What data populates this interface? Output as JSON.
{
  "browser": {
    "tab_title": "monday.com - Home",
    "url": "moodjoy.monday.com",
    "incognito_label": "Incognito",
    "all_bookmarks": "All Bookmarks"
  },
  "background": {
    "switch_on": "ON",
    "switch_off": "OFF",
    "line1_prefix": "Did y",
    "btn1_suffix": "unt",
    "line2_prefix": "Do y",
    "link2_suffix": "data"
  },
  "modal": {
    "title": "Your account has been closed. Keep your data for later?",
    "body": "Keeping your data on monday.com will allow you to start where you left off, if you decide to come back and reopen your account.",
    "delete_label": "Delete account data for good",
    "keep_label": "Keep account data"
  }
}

--

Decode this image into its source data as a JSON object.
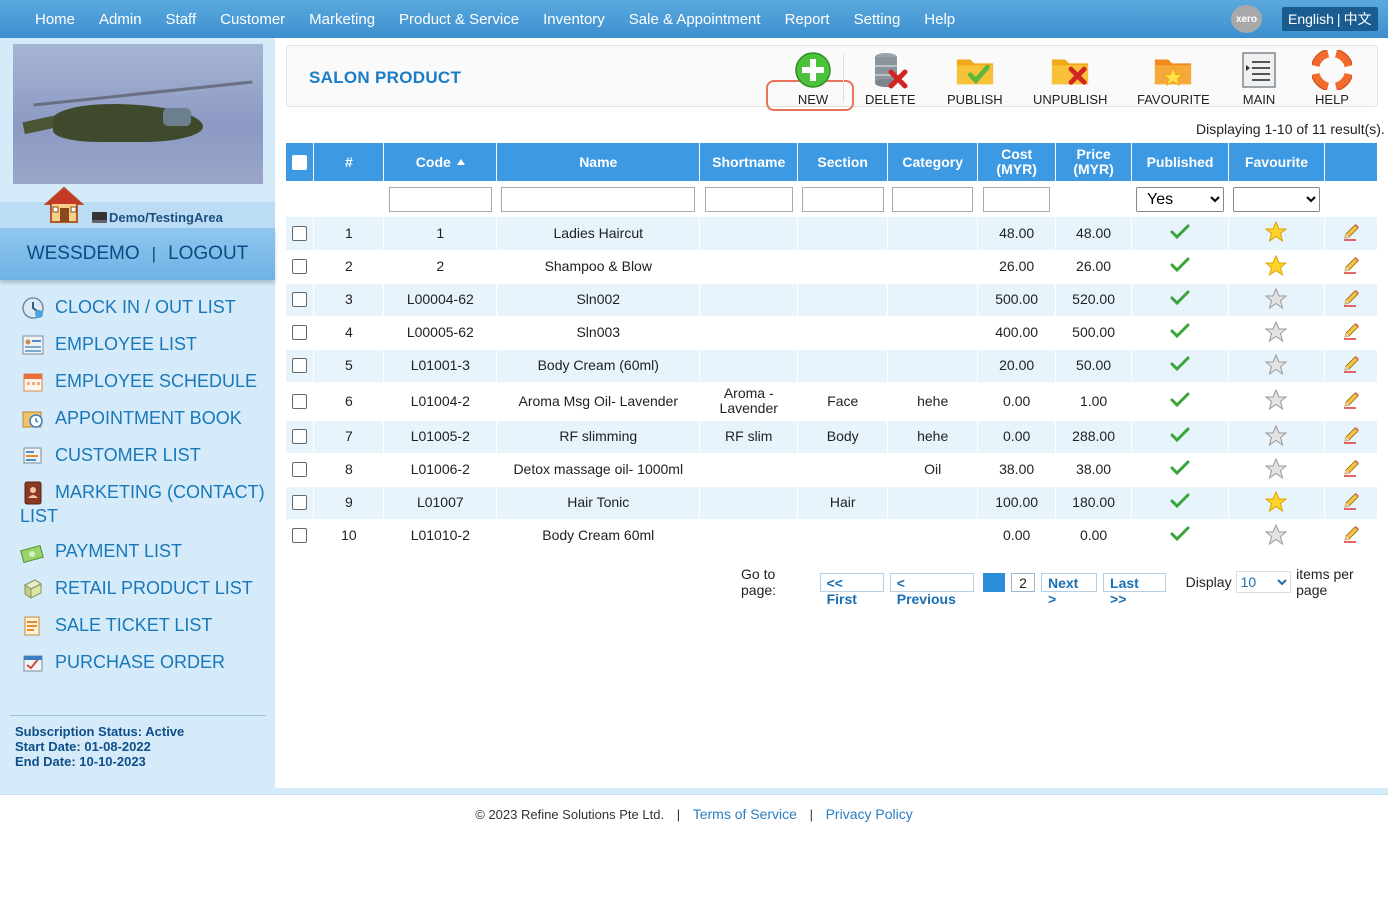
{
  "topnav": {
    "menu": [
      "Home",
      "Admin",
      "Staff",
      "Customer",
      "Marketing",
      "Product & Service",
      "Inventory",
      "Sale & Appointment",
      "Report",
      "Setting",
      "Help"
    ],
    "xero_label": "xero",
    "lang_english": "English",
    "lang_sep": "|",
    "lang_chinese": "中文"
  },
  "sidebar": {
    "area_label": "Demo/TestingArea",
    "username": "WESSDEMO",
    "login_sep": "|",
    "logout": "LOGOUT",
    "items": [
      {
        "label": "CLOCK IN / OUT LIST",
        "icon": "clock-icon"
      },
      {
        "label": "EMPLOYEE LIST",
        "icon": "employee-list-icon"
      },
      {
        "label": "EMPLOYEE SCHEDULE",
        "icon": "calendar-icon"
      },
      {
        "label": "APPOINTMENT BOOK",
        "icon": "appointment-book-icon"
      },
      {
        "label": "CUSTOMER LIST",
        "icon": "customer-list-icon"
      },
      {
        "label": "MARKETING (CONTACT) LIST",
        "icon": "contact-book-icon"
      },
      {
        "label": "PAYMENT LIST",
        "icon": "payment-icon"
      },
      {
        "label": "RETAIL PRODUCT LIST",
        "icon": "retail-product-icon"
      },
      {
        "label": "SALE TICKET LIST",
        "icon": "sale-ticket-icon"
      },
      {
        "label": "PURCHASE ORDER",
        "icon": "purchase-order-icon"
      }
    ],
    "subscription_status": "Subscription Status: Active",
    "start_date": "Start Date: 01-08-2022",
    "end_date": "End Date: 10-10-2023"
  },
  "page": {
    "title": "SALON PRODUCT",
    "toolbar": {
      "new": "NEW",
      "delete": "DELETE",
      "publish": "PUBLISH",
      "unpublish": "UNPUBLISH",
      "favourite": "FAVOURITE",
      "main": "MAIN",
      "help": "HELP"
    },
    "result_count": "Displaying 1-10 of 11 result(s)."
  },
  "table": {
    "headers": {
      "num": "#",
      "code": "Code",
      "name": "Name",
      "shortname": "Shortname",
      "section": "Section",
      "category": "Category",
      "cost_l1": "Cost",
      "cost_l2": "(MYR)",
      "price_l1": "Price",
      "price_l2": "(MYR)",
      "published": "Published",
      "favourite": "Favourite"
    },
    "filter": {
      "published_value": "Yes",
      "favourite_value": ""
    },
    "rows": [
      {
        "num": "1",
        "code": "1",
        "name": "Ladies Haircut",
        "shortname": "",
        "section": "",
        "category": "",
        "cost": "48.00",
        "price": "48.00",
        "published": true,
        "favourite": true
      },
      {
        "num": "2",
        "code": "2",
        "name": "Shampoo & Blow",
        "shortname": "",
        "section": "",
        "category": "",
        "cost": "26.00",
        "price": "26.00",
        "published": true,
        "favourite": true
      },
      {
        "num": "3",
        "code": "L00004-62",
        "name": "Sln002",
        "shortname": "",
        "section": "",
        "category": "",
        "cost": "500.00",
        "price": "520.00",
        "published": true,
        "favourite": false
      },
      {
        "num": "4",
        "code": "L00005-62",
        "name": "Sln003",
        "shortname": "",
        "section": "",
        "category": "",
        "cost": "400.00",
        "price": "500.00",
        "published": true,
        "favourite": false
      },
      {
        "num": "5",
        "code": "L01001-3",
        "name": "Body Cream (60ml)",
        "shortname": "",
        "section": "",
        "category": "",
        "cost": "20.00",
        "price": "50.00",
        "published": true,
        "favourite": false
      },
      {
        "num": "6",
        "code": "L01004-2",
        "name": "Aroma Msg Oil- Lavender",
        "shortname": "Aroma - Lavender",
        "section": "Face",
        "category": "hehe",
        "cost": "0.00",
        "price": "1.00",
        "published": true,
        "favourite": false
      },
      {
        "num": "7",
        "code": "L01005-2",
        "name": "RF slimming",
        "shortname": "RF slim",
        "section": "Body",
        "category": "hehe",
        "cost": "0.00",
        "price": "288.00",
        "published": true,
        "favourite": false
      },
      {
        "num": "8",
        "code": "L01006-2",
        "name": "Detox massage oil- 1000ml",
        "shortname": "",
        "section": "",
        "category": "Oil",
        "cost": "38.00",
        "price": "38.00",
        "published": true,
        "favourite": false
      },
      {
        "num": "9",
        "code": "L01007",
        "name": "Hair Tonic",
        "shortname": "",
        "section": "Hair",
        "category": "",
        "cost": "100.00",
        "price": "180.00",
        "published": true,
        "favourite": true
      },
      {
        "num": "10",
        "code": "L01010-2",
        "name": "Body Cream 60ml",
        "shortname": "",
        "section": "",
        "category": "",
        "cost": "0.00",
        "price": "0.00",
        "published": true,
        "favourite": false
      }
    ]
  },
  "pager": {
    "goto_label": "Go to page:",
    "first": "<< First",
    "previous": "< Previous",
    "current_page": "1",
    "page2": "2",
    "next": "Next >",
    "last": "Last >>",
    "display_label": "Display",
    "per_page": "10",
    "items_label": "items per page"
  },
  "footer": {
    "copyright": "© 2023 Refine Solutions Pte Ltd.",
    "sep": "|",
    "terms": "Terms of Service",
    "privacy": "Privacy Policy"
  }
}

* * *

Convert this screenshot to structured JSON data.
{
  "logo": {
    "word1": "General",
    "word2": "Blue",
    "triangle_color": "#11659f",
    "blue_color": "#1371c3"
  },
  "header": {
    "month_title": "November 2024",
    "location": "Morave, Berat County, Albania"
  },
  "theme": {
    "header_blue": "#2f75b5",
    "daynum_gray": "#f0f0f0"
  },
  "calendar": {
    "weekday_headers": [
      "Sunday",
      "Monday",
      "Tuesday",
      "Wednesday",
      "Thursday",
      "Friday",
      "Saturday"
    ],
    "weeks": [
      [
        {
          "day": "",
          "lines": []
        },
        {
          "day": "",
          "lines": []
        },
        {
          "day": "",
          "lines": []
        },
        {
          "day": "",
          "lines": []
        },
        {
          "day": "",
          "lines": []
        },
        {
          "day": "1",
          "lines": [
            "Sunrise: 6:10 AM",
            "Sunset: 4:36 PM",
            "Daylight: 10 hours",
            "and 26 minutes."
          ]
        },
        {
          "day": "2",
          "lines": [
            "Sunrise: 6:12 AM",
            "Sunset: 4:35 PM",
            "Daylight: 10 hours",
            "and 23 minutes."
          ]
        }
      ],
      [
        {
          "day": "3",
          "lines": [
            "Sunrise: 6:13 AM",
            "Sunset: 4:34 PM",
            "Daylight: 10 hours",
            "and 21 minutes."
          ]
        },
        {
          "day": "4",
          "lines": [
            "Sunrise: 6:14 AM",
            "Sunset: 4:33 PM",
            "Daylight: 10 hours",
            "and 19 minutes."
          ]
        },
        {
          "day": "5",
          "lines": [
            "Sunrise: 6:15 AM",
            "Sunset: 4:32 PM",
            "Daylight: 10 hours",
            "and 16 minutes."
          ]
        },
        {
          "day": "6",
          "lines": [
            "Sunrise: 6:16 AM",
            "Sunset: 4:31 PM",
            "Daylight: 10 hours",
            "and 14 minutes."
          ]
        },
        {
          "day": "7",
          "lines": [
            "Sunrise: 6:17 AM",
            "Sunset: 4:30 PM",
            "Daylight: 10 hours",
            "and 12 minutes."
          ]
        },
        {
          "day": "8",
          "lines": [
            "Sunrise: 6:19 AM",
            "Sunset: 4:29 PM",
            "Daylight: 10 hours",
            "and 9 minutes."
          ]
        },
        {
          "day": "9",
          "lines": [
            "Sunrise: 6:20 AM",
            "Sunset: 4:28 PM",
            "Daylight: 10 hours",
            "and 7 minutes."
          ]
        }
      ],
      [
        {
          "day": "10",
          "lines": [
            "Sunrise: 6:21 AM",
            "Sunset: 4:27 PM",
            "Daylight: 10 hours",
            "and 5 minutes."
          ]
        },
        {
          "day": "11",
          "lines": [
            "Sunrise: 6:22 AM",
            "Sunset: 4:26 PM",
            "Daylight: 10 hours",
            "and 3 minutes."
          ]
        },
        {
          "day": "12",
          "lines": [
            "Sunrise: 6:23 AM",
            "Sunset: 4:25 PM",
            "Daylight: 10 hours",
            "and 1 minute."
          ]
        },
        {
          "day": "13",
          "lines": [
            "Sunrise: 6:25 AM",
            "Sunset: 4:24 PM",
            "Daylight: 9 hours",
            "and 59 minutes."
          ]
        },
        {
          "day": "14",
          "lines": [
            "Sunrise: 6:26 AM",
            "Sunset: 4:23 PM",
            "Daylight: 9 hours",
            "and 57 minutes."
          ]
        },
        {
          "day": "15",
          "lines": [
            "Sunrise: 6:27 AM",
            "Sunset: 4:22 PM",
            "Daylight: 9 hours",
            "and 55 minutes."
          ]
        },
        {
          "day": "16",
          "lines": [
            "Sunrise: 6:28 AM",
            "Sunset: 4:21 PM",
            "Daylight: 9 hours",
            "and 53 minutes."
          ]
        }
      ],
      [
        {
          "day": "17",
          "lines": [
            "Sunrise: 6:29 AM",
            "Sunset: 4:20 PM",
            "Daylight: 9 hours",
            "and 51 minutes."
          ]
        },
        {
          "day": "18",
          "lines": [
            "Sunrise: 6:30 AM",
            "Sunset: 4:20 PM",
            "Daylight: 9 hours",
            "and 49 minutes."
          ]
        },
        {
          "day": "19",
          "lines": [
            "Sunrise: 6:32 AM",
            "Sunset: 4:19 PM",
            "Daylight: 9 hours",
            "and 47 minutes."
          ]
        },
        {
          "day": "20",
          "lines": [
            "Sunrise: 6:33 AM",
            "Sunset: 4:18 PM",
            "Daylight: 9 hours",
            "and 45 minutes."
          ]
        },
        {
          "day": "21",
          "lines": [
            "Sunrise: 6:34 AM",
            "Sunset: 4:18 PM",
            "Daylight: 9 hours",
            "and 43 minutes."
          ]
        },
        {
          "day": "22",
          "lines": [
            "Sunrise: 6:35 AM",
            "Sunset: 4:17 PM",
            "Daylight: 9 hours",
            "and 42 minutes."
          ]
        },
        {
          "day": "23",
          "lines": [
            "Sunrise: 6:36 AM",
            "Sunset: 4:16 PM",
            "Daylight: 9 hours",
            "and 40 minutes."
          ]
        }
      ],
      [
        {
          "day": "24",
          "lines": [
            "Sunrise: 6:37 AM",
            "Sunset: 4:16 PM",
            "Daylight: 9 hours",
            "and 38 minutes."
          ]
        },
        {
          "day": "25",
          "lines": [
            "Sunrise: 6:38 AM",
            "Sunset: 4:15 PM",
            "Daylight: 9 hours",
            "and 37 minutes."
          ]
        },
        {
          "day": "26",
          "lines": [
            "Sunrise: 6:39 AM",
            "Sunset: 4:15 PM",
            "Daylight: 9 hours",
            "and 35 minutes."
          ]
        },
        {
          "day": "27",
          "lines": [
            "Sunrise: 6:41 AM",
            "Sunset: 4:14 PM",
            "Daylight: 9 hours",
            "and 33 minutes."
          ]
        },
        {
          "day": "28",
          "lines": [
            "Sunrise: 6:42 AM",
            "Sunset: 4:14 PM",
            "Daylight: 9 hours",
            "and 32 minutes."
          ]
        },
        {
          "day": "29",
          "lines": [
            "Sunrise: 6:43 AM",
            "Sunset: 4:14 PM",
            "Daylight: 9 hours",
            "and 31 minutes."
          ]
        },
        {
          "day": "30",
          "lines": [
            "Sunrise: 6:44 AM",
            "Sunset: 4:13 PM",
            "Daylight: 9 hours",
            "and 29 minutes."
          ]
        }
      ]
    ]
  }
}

# What you need to do
Give only the number of lines in the records that contain the string "icon".

# Result below
10